What you will do — Images excluded, repeat each entry below exactly.

__________________________________________________

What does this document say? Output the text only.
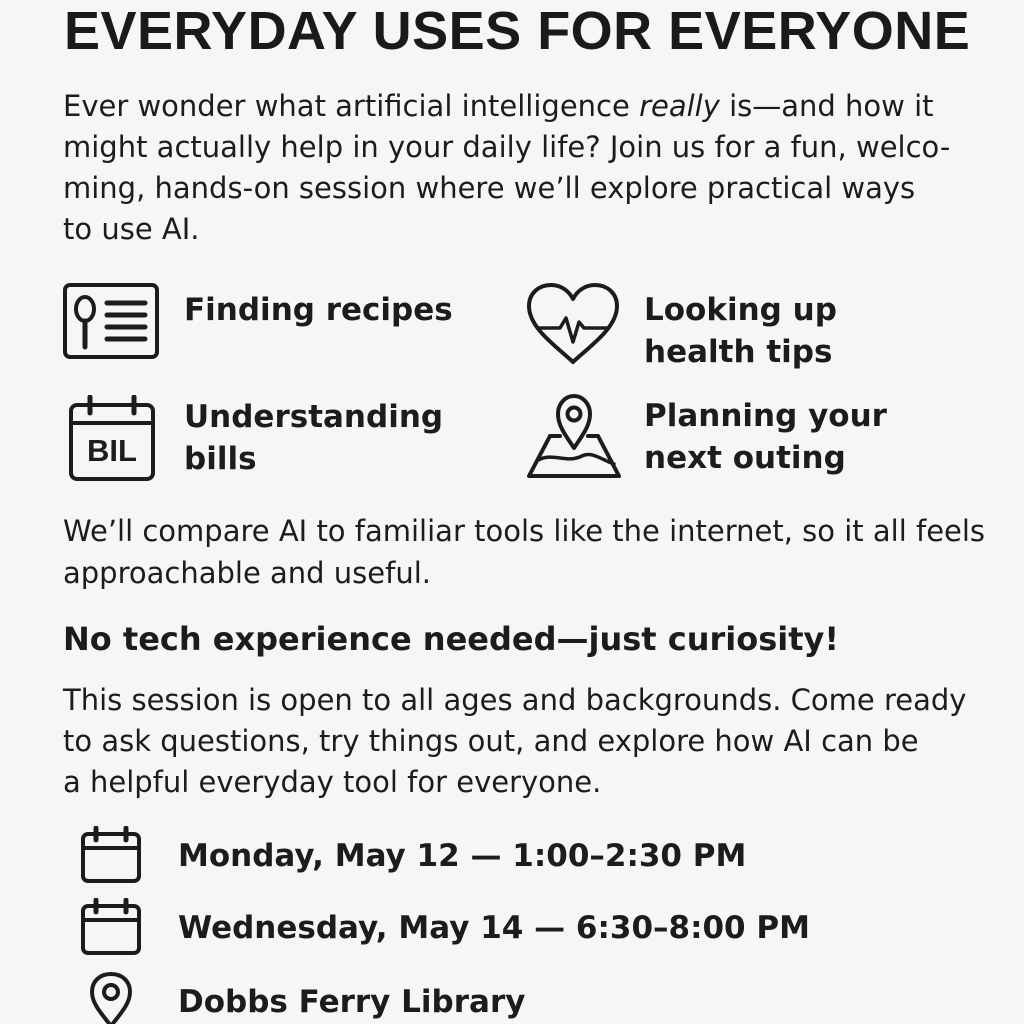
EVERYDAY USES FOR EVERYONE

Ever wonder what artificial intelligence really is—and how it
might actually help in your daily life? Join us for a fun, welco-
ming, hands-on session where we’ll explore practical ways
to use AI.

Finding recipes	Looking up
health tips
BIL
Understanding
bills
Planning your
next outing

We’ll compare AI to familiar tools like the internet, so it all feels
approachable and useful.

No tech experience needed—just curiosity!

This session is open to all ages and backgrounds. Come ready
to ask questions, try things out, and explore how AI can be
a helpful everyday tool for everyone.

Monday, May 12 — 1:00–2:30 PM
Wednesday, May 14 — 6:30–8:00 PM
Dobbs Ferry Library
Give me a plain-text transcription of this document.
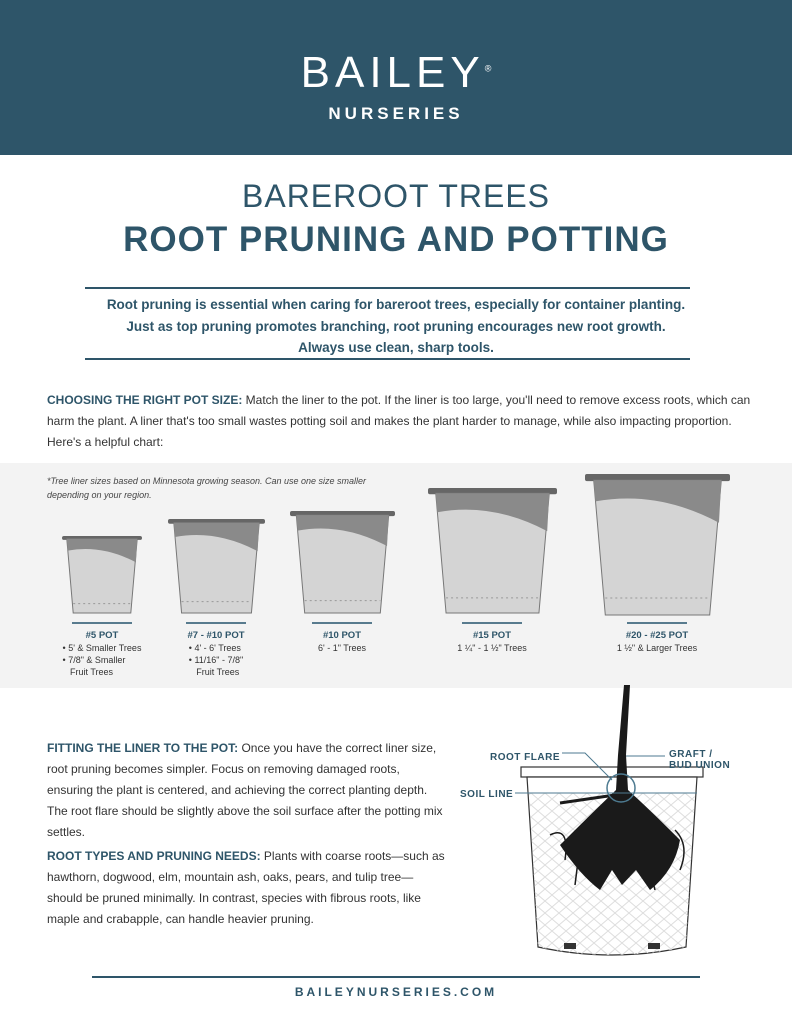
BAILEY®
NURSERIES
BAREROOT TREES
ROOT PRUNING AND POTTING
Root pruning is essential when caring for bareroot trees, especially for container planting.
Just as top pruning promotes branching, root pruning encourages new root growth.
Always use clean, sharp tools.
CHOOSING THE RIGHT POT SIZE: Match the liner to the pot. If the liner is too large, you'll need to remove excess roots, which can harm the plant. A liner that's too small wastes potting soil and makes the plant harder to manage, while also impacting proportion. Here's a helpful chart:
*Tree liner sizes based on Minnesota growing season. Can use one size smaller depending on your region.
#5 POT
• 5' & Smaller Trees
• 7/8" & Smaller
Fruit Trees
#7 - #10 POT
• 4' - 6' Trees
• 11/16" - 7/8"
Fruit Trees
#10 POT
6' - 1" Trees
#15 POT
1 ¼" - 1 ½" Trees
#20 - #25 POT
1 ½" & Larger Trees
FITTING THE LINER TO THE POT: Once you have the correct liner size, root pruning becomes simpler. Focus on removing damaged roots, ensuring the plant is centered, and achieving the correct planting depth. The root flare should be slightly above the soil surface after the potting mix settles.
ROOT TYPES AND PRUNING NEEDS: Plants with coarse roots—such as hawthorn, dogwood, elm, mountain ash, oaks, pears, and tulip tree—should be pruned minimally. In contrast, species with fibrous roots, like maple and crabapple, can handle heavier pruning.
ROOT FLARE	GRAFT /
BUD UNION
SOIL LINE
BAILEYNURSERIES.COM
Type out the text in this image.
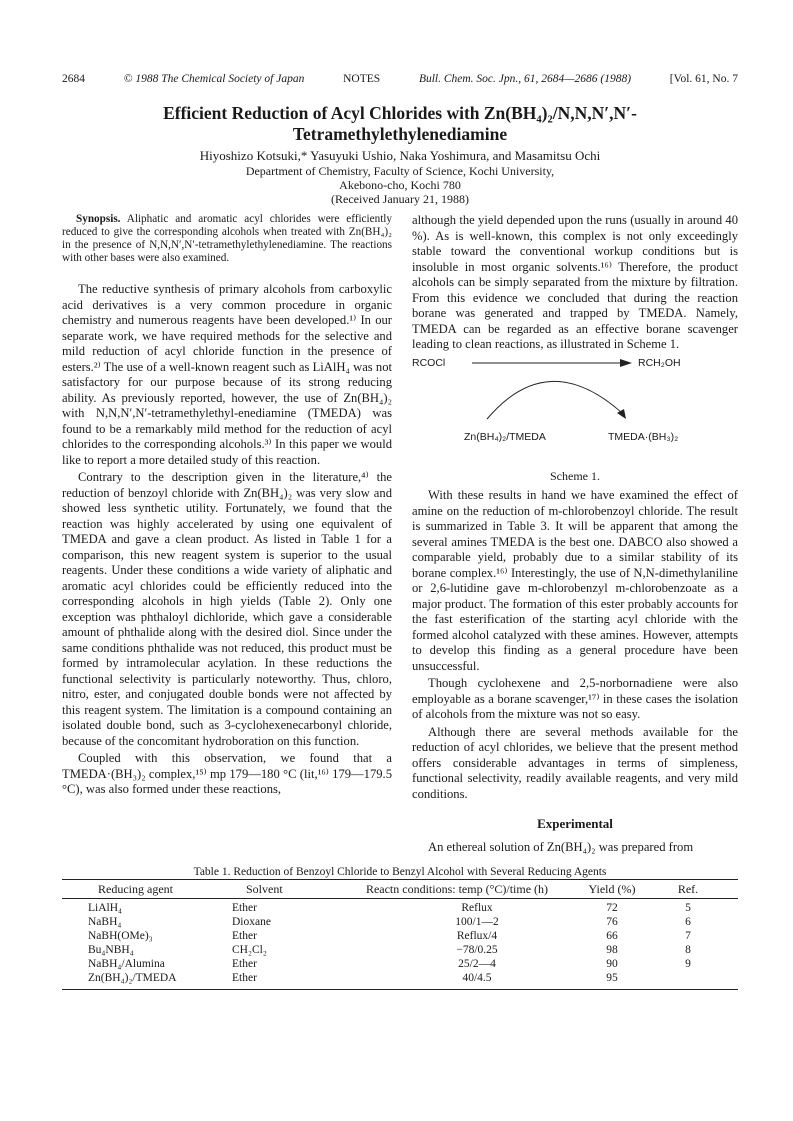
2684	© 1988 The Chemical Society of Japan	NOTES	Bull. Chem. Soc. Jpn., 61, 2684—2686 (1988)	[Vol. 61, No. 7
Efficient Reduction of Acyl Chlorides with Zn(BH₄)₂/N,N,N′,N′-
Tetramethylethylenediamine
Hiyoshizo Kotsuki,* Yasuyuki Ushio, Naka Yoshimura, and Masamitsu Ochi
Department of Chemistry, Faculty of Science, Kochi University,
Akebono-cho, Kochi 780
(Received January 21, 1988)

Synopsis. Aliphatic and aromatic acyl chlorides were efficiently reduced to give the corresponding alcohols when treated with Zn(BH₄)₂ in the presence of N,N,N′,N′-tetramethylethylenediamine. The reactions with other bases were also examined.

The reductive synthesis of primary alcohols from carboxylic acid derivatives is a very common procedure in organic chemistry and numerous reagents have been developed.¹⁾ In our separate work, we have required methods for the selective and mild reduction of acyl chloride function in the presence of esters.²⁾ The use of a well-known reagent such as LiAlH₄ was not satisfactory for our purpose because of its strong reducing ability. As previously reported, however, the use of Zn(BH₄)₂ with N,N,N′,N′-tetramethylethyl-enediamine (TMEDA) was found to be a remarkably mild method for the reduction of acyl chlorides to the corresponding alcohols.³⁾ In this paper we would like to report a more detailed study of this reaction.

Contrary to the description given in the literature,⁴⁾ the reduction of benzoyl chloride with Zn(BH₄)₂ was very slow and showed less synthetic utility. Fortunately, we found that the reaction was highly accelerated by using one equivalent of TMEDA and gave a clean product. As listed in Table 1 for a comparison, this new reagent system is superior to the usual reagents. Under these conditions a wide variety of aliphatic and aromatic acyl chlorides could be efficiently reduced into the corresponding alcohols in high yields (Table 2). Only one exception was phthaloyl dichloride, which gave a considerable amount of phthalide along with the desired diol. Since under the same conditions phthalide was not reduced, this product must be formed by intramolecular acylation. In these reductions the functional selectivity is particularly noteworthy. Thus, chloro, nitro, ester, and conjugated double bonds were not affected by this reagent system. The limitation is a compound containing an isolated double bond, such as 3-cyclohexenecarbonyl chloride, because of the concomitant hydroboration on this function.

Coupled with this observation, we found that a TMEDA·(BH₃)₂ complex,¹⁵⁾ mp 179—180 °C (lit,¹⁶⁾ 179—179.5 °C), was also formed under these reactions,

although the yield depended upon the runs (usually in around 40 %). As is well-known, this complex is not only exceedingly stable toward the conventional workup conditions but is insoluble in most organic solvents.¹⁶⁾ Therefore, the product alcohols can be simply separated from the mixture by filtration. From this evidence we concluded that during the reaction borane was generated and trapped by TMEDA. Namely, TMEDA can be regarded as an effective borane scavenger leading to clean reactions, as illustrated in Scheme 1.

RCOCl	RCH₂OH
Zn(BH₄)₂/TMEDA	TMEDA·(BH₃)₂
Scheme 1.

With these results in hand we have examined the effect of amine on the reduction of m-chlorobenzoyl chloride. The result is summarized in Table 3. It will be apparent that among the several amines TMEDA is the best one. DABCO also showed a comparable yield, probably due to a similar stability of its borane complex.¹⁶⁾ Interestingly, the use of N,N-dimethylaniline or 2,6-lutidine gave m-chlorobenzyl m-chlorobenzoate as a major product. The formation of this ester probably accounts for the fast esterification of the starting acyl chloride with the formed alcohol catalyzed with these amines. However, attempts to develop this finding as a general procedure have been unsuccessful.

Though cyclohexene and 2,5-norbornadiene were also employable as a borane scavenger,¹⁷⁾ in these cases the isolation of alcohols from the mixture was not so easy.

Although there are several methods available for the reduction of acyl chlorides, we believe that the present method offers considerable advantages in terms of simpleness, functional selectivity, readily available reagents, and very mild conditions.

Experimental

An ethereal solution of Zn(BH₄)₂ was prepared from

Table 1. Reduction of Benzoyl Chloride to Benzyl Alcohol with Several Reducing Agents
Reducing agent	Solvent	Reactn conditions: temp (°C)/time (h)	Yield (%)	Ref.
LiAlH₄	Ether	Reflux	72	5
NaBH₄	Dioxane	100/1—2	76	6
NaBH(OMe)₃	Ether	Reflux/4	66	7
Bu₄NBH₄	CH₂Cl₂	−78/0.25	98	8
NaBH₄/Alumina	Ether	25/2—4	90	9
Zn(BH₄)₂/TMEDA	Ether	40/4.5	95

__________________________________________________

Exercise response —
What does this document say? Output the text only.
EVERYDAY USES FOR EVERYONE

Ever wonder what artificial intelligence really is—and how it
might actually help in your daily life? Join us for a fun, welco-
ming, hands-on session where we’ll explore practical ways
to use AI.

Finding recipes	Looking up
health tips
BIL
Understanding
bills
Planning your
next outing

We’ll compare AI to familiar tools like the internet, so it all feels
approachable and useful.

No tech experience needed—just curiosity!

This session is open to all ages and backgrounds. Come ready
to ask questions, try things out, and explore how AI can be
a helpful everyday tool for everyone.

Monday, May 12 — 1:00–2:30 PM
Wednesday, May 14 — 6:30–8:00 PM
Dobbs Ferry Library
Give me a plain-text transcription of this document.
BAILEY®
NURSERIES
BAREROOT TREES
ROOT PRUNING AND POTTING
Root pruning is essential when caring for bareroot trees, especially for container planting.
Just as top pruning promotes branching, root pruning encourages new root growth.
Always use clean, sharp tools.
CHOOSING THE RIGHT POT SIZE: Match the liner to the pot. If the liner is too large, you'll need to remove excess roots, which can harm the plant. A liner that's too small wastes potting soil and makes the plant harder to manage, while also impacting proportion. Here's a helpful chart:
*Tree liner sizes based on Minnesota growing season. Can use one size smaller depending on your region.
#5 POT
• 5' & Smaller Trees
• 7/8" & Smaller
Fruit Trees
#7 - #10 POT
• 4' - 6' Trees
• 11/16" - 7/8"
Fruit Trees
#10 POT
6' - 1" Trees
#15 POT
1 ¼" - 1 ½" Trees
#20 - #25 POT
1 ½" & Larger Trees
FITTING THE LINER TO THE POT: Once you have the correct liner size, root pruning becomes simpler. Focus on removing damaged roots, ensuring the plant is centered, and achieving the correct planting depth. The root flare should be slightly above the soil surface after the potting mix settles.
ROOT TYPES AND PRUNING NEEDS: Plants with coarse roots—such as hawthorn, dogwood, elm, mountain ash, oaks, pears, and tulip tree—should be pruned minimally. In contrast, species with fibrous roots, like maple and crabapple, can handle heavier pruning.
ROOT FLARE	GRAFT /
BUD UNION
SOIL LINE
BAILEYNURSERIES.COM
Type out the text in this image.
2684	© 1988 The Chemical Society of Japan	NOTES	Bull. Chem. Soc. Jpn., 61, 2684—2686 (1988)	[Vol. 61, No. 7
Efficient Reduction of Acyl Chlorides with Zn(BH₄)₂/N,N,N′,N′-
Tetramethylethylenediamine
Hiyoshizo Kotsuki,* Yasuyuki Ushio, Naka Yoshimura, and Masamitsu Ochi
Department of Chemistry, Faculty of Science, Kochi University,
Akebono-cho, Kochi 780
(Received January 21, 1988)

Synopsis. Aliphatic and aromatic acyl chlorides were efficiently reduced to give the corresponding alcohols when treated with Zn(BH₄)₂ in the presence of N,N,N′,N′-tetramethylethylenediamine. The reactions with other bases were also examined.

The reductive synthesis of primary alcohols from carboxylic acid derivatives is a very common procedure in organic chemistry and numerous reagents have been developed.¹⁾ In our separate work, we have required methods for the selective and mild reduction of acyl chloride function in the presence of esters.²⁾ The use of a well-known reagent such as LiAlH₄ was not satisfactory for our purpose because of its strong reducing ability. As previously reported, however, the use of Zn(BH₄)₂ with N,N,N′,N′-tetramethylethyl-enediamine (TMEDA) was found to be a remarkably mild method for the reduction of acyl chlorides to the corresponding alcohols.³⁾ In this paper we would like to report a more detailed study of this reaction.

Contrary to the description given in the literature,⁴⁾ the reduction of benzoyl chloride with Zn(BH₄)₂ was very slow and showed less synthetic utility. Fortunately, we found that the reaction was highly accelerated by using one equivalent of TMEDA and gave a clean product. As listed in Table 1 for a comparison, this new reagent system is superior to the usual reagents. Under these conditions a wide variety of aliphatic and aromatic acyl chlorides could be efficiently reduced into the corresponding alcohols in high yields (Table 2). Only one exception was phthaloyl dichloride, which gave a considerable amount of phthalide along with the desired diol. Since under the same conditions phthalide was not reduced, this product must be formed by intramolecular acylation. In these reductions the functional selectivity is particularly noteworthy. Thus, chloro, nitro, ester, and conjugated double bonds were not affected by this reagent system. The limitation is a compound containing an isolated double bond, such as 3-cyclohexenecarbonyl chloride, because of the concomitant hydroboration on this function.

Coupled with this observation, we found that a TMEDA·(BH₃)₂ complex,¹⁵⁾ mp 179—180 °C (lit,¹⁶⁾ 179—179.5 °C), was also formed under these reactions,

although the yield depended upon the runs (usually in around 40 %). As is well-known, this complex is not only exceedingly stable toward the conventional workup conditions but is insoluble in most organic solvents.¹⁶⁾ Therefore, the product alcohols can be simply separated from the mixture by filtration. From this evidence we concluded that during the reaction borane was generated and trapped by TMEDA. Namely, TMEDA can be regarded as an effective borane scavenger leading to clean reactions, as illustrated in Scheme 1.

RCOCl	RCH₂OH
Zn(BH₄)₂/TMEDA	TMEDA·(BH₃)₂
Scheme 1.

With these results in hand we have examined the effect of amine on the reduction of m-chlorobenzoyl chloride. The result is summarized in Table 3. It will be apparent that among the several amines TMEDA is the best one. DABCO also showed a comparable yield, probably due to a similar stability of its borane complex.¹⁶⁾ Interestingly, the use of N,N-dimethylaniline or 2,6-lutidine gave m-chlorobenzyl m-chlorobenzoate as a major product. The formation of this ester probably accounts for the fast esterification of the starting acyl chloride with the formed alcohol catalyzed with these amines. However, attempts to develop this finding as a general procedure have been unsuccessful.

Though cyclohexene and 2,5-norbornadiene were also employable as a borane scavenger,¹⁷⁾ in these cases the isolation of alcohols from the mixture was not so easy.

Although there are several methods available for the reduction of acyl chlorides, we believe that the present method offers considerable advantages in terms of simpleness, functional selectivity, readily available reagents, and very mild conditions.

Experimental

An ethereal solution of Zn(BH₄)₂ was prepared from

Table 1. Reduction of Benzoyl Chloride to Benzyl Alcohol with Several Reducing Agents
Reducing agent	Solvent	Reactn conditions: temp (°C)/time (h)	Yield (%)	Ref.
LiAlH₄	Ether	Reflux	72	5
NaBH₄	Dioxane	100/1—2	76	6
NaBH(OMe)₃	Ether	Reflux/4	66	7
Bu₄NBH₄	CH₂Cl₂	−78/0.25	98	8
NaBH₄/Alumina	Ether	25/2—4	90	9
Zn(BH₄)₂/TMEDA	Ether	40/4.5	95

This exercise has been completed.